TASK TO CARRY OUT: Find every line containing the word "name" in the records below; report only how many there are.

Excerpts from a figure dataset
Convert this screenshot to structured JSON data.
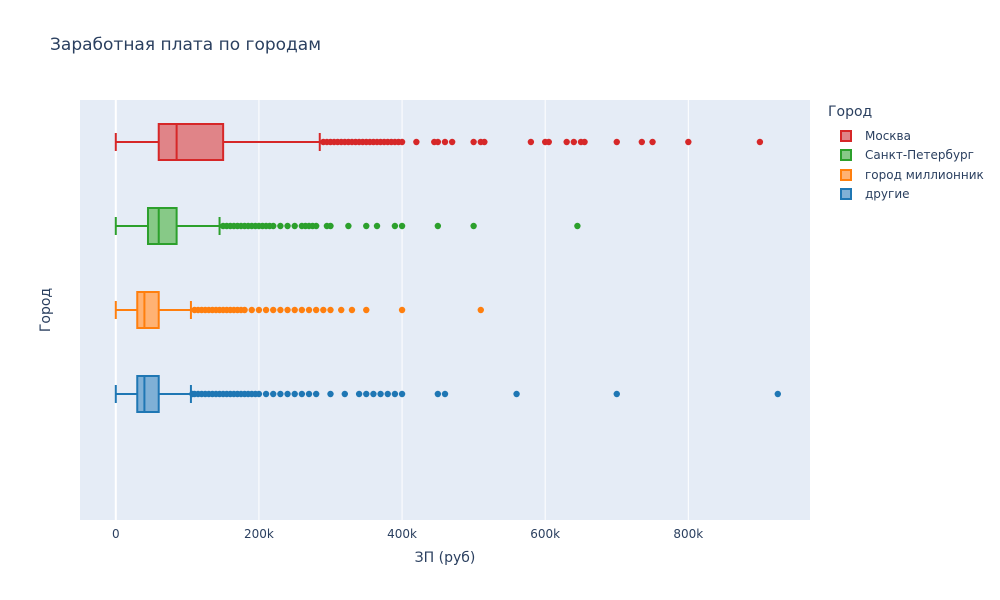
{
  "chart_data": {
    "type": "box",
    "title": "Заработная плата по городам",
    "xlabel": "ЗП (руб)",
    "ylabel": "Город",
    "xlim": [
      -50000,
      970000
    ],
    "x_ticks": [
      0,
      200000,
      400000,
      600000,
      800000
    ],
    "x_tick_labels": [
      "0",
      "200k",
      "400k",
      "600k",
      "800k"
    ],
    "legend_title": "Город",
    "legend_position": "top-right",
    "grid": true,
    "series": [
      {
        "name": "Москва",
        "color": "#d62728",
        "fill": "#e08488",
        "min": 0,
        "q1": 60000,
        "median": 85000,
        "q3": 150000,
        "upper_fence": 285000,
        "outliers": [
          290000,
          295000,
          300000,
          305000,
          310000,
          315000,
          320000,
          325000,
          330000,
          335000,
          340000,
          345000,
          350000,
          355000,
          360000,
          365000,
          370000,
          375000,
          380000,
          385000,
          390000,
          395000,
          400000,
          420000,
          445000,
          450000,
          460000,
          470000,
          500000,
          510000,
          515000,
          580000,
          600000,
          605000,
          630000,
          640000,
          650000,
          655000,
          700000,
          735000,
          750000,
          800000,
          900000
        ]
      },
      {
        "name": "Санкт-Петербург",
        "color": "#2ca02c",
        "fill": "#87c987",
        "min": 0,
        "q1": 45000,
        "median": 60000,
        "q3": 85000,
        "upper_fence": 145000,
        "outliers": [
          150000,
          155000,
          160000,
          165000,
          170000,
          175000,
          180000,
          185000,
          190000,
          195000,
          200000,
          205000,
          210000,
          215000,
          220000,
          230000,
          240000,
          250000,
          260000,
          265000,
          270000,
          275000,
          280000,
          295000,
          300000,
          325000,
          350000,
          365000,
          390000,
          400000,
          450000,
          500000,
          645000
        ]
      },
      {
        "name": "город миллионник",
        "color": "#ff7f0e",
        "fill": "#ffb273",
        "min": 0,
        "q1": 30000,
        "median": 40000,
        "q3": 60000,
        "upper_fence": 105000,
        "outliers": [
          110000,
          115000,
          120000,
          125000,
          130000,
          135000,
          140000,
          145000,
          150000,
          155000,
          160000,
          165000,
          170000,
          175000,
          180000,
          190000,
          200000,
          210000,
          220000,
          230000,
          240000,
          250000,
          260000,
          270000,
          280000,
          290000,
          300000,
          315000,
          330000,
          350000,
          400000,
          510000
        ]
      },
      {
        "name": "другие",
        "color": "#1f77b4",
        "fill": "#7fb0d6",
        "min": 0,
        "q1": 30000,
        "median": 40000,
        "q3": 60000,
        "upper_fence": 105000,
        "outliers": [
          107000,
          110000,
          115000,
          120000,
          125000,
          130000,
          135000,
          140000,
          145000,
          150000,
          155000,
          160000,
          165000,
          170000,
          175000,
          180000,
          185000,
          190000,
          195000,
          200000,
          210000,
          220000,
          230000,
          240000,
          250000,
          260000,
          270000,
          280000,
          300000,
          320000,
          340000,
          350000,
          360000,
          370000,
          380000,
          390000,
          400000,
          450000,
          460000,
          560000,
          700000,
          925000
        ]
      }
    ]
  }
}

WORKED SOLUTION: 4